◆ Records for this task
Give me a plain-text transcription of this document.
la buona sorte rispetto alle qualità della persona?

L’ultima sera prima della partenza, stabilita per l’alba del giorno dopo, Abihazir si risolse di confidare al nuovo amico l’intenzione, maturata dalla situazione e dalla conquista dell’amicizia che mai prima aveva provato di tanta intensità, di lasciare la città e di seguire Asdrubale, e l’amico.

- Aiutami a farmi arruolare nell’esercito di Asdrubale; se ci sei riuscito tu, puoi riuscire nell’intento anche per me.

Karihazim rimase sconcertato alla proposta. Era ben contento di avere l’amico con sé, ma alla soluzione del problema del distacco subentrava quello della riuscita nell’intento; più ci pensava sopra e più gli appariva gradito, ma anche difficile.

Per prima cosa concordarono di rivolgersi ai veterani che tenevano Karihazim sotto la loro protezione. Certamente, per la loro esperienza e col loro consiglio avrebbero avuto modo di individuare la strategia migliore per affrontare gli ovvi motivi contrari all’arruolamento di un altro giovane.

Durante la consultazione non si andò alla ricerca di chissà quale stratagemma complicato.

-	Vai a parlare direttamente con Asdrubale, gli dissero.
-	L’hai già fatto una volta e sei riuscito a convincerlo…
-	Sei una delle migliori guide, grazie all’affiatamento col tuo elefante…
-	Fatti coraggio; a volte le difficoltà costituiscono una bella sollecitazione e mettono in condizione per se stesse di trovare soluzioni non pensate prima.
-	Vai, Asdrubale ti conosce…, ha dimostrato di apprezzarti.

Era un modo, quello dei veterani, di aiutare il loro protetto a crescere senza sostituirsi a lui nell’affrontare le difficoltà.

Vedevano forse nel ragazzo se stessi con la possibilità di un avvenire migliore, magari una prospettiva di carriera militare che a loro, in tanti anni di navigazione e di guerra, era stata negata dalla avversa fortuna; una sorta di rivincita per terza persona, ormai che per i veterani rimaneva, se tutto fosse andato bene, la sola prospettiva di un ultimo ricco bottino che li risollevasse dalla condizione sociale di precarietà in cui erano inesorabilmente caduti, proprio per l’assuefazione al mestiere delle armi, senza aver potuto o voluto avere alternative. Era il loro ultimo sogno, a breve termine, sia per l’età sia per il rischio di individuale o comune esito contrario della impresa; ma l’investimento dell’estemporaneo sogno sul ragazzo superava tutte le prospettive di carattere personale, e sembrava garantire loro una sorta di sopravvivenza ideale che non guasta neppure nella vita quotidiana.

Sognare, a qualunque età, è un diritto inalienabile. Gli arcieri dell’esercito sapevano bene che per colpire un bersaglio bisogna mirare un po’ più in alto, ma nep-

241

◆ Problem
Scan the listing above. Gather each line that contains the word "prima".

◆ Correct answer
L’ultima sera prima della partenza, stabilita per l’alba del giorno dopo, Abihazir si risolse di confidare al nuovo amico l’intenzione, maturata dalla situazione e dalla conquista dell’amicizia che mai prima aveva provato di tanta intensità, di lasciare la città e di seguire Asdrubale, e l’amico.
Per prima cosa concordarono di rivolgersi ai veterani che tenevano Karihazim sotto la loro protezione. Certamente, per la loro esperienza e col loro consiglio avrebbero avuto modo di individuare la strategia migliore per affrontare gli ovvi motivi contrari all’arruolamento di un altro giovane.
-	Fatti coraggio; a volte le difficoltà costituiscono una bella sollecitazione e mettono in condizione per se stesse di trovare soluzioni non pensate prima.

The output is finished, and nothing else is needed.